Records from a collection of figures:
# # #

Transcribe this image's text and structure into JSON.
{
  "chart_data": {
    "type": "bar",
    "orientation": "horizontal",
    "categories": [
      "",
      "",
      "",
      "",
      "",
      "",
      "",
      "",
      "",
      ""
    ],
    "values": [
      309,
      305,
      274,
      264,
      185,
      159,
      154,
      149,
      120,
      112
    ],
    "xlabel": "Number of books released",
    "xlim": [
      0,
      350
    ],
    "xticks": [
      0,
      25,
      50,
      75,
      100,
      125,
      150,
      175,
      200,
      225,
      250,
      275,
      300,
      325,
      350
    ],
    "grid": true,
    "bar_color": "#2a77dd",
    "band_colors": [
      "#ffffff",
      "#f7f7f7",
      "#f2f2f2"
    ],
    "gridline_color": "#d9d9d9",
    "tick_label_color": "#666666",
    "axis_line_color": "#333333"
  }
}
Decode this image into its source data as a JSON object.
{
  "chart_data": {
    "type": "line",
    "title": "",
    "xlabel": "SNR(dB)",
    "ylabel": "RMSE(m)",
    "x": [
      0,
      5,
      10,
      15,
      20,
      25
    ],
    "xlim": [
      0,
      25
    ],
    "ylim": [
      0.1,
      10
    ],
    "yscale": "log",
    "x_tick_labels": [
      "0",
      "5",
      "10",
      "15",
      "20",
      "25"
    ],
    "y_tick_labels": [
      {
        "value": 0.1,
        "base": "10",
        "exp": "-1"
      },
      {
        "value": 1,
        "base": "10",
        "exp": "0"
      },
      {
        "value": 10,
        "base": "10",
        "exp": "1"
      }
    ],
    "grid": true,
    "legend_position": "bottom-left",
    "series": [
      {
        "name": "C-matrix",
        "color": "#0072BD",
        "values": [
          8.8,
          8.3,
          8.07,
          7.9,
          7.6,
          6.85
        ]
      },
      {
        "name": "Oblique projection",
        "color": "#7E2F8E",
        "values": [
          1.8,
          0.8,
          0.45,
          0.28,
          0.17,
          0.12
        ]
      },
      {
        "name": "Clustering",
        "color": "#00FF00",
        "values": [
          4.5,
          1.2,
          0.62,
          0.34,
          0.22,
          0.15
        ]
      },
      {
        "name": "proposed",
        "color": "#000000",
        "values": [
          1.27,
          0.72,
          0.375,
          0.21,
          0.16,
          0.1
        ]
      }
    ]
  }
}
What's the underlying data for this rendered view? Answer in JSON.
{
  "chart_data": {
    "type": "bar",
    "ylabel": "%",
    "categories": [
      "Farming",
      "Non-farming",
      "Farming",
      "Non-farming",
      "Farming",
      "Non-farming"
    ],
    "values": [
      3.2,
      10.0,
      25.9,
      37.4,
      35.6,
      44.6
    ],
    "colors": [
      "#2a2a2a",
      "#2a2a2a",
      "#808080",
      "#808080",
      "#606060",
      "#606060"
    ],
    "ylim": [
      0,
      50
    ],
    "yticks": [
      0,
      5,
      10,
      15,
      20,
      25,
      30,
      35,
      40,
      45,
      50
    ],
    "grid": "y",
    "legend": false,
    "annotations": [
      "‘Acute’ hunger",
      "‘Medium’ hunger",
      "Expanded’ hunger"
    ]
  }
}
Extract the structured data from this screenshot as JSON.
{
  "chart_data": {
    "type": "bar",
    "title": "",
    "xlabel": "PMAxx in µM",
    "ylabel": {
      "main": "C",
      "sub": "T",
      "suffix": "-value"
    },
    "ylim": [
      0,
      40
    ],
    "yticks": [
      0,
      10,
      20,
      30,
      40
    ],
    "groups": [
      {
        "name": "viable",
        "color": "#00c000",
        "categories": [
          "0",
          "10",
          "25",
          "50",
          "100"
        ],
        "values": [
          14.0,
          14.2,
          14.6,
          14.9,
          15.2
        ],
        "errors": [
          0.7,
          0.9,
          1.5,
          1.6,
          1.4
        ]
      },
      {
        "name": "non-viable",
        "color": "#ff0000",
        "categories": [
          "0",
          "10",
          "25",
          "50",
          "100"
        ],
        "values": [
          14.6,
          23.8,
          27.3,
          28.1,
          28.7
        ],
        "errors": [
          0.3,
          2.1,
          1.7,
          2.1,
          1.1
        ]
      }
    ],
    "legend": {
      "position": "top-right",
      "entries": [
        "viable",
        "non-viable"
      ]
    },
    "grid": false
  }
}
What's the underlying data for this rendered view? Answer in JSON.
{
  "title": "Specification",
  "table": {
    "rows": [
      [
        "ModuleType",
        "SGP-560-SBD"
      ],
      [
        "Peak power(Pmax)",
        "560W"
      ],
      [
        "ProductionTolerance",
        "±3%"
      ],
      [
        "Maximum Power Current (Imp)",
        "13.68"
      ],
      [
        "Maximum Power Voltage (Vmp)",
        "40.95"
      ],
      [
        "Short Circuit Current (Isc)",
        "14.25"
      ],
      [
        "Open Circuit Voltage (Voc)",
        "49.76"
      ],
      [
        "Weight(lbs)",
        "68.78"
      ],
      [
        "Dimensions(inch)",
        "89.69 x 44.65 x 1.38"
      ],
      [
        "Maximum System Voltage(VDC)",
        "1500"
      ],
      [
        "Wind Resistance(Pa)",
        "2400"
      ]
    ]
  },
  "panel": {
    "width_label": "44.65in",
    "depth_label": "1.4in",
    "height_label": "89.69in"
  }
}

# # #

Request: Select every line in the records above that contains the word "into".

Task result:
Transcribe this image's text and structure into JSON.
Decode this image into its source data as a JSON object.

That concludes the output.